§ **Excerpt provided**:
## BEGIN
The Magic Leap order system was really easy to figure out for the first few days after launch.  I gathered some order numbers from friends and compared their order times, and I am pretty confident about predicting first-week sales.  Unfortunately, they changed the system shortly after I tweeted about it.  Based on what I do know, it looks like they sold about 2,000 units in the first week, with a very heavy bias towards the first 48 hours.  If I had to guess, I would put total sales at well under 3,000 units at this point.  This is unfortunate for obvious reasons – I know over a hundred people with an ML1, and almost none of them are AR developers.  Most are tech executives, “influencers”, or early adopters who work in the industry but have no plans to actually build AR apps.  This was a big problem in the early VR industry, and that was with many tens of thousands of developers among hundreds of thousands of development kits sold!  Multiplying the problem by a couple orders of magnitude is going to be rough for ML.
## END
§ **Entries shown**:
## BEGIN
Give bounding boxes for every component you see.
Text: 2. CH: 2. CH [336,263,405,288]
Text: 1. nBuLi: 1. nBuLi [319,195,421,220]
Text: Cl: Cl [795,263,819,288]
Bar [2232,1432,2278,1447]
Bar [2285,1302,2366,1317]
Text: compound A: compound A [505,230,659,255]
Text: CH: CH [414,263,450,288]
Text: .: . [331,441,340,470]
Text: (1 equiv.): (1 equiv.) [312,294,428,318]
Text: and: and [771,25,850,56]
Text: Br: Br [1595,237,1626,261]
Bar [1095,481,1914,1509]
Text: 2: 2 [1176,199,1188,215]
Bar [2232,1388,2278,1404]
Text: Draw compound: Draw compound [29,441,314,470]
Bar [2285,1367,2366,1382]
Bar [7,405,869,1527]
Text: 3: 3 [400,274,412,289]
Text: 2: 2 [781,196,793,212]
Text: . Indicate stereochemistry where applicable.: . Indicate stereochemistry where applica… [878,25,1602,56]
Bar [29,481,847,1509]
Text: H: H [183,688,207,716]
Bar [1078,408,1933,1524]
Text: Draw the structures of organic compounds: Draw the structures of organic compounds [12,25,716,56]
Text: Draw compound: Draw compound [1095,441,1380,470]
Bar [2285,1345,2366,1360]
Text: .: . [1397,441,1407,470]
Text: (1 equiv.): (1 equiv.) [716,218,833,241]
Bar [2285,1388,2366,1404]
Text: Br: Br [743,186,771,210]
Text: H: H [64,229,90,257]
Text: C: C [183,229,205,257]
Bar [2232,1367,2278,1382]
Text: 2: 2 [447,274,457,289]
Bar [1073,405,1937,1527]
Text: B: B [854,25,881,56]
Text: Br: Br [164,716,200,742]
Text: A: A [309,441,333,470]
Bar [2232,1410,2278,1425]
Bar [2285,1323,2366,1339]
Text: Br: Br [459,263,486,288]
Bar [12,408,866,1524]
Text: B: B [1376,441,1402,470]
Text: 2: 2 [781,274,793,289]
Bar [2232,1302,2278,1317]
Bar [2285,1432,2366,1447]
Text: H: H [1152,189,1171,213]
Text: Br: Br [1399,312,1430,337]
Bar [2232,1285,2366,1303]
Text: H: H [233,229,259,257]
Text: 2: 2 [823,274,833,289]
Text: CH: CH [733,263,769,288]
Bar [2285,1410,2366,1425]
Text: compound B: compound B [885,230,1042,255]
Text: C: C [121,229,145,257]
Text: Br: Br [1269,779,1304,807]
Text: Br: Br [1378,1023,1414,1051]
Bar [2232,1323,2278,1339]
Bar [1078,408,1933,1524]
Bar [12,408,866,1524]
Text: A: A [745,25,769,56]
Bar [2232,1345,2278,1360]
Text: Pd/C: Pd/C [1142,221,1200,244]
## END
§ **Description of the task**: Continue the passage about Magic Leap's early sales from where it ends.

§ **Answer to the task**:
Luckey doesn’t seem like he’ll be publishing any follow-ups with this device either; he gave his personal device to iFixit to tear down after playing around with it for the review.

Following the post going up, Magic Leap CEO Rony Abovitz responded in typically eccentric fashion, assumedly comparing Luckey to a character from Avatar: The Last Airbender with more strange tweets to follow.